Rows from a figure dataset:
----------------
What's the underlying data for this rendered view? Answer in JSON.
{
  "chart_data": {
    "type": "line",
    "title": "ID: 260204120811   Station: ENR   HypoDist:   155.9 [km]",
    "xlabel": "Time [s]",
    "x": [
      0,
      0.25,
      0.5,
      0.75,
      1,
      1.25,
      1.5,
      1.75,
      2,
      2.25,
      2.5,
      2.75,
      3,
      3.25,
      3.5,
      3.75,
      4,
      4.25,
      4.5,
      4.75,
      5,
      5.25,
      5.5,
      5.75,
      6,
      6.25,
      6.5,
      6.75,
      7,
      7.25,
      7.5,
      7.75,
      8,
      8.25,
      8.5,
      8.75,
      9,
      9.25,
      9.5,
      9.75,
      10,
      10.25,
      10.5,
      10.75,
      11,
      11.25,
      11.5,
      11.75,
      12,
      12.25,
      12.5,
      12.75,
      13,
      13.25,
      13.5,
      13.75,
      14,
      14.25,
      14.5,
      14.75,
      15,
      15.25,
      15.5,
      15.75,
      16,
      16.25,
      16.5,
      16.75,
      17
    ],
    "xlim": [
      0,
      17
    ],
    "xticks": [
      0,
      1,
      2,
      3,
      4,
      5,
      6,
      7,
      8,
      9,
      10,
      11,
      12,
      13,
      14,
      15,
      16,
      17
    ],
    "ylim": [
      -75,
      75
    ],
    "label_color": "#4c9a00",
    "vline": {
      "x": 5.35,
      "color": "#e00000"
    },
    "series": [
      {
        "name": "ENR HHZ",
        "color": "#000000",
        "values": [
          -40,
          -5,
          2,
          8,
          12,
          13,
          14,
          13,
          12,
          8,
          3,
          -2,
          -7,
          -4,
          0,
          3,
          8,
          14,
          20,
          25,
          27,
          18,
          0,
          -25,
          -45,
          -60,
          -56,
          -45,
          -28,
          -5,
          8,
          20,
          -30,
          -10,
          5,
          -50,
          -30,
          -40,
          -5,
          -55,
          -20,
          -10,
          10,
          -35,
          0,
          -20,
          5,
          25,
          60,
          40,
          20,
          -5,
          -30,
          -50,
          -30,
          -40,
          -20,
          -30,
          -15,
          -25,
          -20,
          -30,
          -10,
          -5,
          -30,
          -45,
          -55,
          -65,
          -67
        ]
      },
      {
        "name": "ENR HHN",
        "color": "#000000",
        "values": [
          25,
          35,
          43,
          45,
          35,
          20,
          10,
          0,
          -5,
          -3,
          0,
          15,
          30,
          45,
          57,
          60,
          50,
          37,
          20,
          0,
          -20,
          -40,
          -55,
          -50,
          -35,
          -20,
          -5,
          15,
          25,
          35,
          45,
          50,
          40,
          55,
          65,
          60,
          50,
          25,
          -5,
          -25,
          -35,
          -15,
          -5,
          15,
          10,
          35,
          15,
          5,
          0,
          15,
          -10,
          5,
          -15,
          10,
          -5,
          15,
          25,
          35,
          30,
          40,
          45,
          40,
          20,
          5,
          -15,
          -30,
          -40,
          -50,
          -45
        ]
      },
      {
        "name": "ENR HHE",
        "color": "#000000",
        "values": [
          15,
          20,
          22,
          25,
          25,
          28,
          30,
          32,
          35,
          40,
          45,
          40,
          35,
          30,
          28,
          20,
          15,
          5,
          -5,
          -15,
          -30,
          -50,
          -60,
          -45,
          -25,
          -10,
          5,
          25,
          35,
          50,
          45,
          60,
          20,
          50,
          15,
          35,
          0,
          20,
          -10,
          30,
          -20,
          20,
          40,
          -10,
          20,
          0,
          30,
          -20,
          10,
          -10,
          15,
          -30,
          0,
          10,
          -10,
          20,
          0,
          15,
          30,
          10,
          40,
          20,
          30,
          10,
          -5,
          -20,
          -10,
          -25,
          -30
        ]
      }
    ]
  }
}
----------------
Search the lines above for the string "name", then show every one that has it.

        "name": "ENR HHZ",
        "name": "ENR HHN",
        "name": "ENR HHE",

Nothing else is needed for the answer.